### Set exercise
For the data below, work out how many lines contain the word "JSON" and supply only that number.

-- Begin Supplied material --

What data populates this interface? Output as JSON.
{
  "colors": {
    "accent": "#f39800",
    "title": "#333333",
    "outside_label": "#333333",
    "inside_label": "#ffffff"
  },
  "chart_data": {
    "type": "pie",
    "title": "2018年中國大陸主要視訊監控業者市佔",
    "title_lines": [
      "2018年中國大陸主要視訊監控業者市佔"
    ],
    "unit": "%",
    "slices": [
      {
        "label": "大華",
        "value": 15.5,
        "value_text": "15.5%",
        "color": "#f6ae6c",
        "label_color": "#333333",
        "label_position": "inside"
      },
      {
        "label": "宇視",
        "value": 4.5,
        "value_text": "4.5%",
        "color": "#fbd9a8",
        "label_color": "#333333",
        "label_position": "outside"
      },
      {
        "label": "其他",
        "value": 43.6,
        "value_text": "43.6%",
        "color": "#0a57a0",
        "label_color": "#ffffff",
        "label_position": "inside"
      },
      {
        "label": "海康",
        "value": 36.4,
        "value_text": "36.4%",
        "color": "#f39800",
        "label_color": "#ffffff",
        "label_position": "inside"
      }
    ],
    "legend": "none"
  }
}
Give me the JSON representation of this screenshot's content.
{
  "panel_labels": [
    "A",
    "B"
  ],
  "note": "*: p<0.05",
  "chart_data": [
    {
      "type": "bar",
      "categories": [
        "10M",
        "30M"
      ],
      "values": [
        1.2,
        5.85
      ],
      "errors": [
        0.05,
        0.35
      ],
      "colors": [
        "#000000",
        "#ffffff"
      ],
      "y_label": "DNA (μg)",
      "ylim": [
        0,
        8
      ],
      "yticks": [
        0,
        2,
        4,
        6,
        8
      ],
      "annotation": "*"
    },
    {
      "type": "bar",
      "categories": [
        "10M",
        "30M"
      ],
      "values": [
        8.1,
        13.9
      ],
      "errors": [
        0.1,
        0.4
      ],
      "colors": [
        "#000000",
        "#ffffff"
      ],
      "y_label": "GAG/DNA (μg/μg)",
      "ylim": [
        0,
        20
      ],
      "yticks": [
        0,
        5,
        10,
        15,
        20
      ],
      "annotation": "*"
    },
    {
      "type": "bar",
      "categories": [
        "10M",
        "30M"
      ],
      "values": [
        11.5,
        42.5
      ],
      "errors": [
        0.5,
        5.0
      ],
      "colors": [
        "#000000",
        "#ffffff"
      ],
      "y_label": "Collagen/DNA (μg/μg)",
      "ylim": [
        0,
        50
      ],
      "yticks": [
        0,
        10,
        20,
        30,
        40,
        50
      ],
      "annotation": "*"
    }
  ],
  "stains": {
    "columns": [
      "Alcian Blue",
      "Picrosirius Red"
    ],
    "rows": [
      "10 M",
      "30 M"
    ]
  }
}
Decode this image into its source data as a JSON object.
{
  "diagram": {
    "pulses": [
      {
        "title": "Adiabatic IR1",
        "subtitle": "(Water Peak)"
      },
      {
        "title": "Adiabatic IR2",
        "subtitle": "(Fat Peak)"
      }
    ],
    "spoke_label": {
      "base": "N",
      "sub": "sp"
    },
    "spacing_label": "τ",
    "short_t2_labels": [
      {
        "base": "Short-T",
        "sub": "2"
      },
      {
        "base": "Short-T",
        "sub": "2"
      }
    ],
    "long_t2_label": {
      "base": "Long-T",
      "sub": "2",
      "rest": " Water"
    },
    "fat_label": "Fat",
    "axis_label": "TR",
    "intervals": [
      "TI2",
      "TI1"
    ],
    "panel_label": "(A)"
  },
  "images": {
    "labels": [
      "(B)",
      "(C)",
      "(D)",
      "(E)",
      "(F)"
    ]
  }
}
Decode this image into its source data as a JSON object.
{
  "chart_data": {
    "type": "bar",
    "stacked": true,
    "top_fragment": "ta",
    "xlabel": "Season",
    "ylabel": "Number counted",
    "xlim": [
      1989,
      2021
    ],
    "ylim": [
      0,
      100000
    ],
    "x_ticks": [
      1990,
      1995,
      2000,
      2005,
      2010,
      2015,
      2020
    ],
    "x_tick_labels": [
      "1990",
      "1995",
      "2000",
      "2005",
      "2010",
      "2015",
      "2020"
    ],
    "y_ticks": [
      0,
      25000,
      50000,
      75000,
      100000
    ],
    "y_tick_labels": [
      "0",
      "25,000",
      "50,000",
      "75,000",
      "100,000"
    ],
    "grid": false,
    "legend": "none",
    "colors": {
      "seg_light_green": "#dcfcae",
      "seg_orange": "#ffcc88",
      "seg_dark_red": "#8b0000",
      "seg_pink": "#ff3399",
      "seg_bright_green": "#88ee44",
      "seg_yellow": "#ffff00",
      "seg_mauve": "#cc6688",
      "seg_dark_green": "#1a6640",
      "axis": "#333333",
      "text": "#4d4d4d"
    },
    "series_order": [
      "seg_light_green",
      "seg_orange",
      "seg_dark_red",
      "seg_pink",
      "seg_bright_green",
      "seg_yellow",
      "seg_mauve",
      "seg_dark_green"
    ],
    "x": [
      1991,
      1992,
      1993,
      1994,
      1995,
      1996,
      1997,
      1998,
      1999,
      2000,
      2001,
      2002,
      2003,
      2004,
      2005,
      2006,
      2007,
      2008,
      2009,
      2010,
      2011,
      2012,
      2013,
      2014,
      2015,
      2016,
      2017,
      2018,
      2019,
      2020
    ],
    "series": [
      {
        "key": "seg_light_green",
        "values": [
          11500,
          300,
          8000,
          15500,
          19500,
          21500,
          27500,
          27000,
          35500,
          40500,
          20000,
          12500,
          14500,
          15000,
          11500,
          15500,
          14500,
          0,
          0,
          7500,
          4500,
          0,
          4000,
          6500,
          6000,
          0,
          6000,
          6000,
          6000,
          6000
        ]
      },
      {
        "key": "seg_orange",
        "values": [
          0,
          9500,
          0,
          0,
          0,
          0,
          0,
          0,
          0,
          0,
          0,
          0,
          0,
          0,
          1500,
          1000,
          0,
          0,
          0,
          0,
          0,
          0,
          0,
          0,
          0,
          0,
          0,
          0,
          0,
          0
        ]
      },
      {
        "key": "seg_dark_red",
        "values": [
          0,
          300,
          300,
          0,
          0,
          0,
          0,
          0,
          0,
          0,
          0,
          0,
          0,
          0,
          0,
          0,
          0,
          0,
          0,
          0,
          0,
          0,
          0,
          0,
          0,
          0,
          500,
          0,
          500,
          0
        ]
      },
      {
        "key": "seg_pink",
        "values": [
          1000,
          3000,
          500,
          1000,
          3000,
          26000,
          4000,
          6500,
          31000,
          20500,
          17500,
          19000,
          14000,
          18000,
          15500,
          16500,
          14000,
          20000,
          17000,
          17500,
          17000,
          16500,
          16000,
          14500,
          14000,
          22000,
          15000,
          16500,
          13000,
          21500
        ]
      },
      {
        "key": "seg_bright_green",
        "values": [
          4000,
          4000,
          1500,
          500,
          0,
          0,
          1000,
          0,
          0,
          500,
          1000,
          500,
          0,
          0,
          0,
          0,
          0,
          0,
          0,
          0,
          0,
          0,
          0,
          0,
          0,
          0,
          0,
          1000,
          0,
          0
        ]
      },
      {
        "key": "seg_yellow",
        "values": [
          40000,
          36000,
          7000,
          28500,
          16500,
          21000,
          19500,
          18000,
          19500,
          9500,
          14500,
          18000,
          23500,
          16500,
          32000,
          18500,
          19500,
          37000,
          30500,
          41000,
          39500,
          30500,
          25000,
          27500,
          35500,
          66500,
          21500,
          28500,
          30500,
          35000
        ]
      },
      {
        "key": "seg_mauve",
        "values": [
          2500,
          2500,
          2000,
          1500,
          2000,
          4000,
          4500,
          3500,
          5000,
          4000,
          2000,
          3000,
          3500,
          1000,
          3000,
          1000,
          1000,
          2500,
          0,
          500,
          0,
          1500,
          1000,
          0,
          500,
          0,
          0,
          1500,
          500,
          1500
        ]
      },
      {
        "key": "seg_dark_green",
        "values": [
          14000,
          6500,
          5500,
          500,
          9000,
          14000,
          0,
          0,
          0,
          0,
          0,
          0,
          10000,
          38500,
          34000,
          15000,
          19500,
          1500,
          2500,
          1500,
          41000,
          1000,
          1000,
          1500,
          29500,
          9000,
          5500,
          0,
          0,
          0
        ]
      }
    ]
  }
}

-- End Supplied material --

### Completed task
4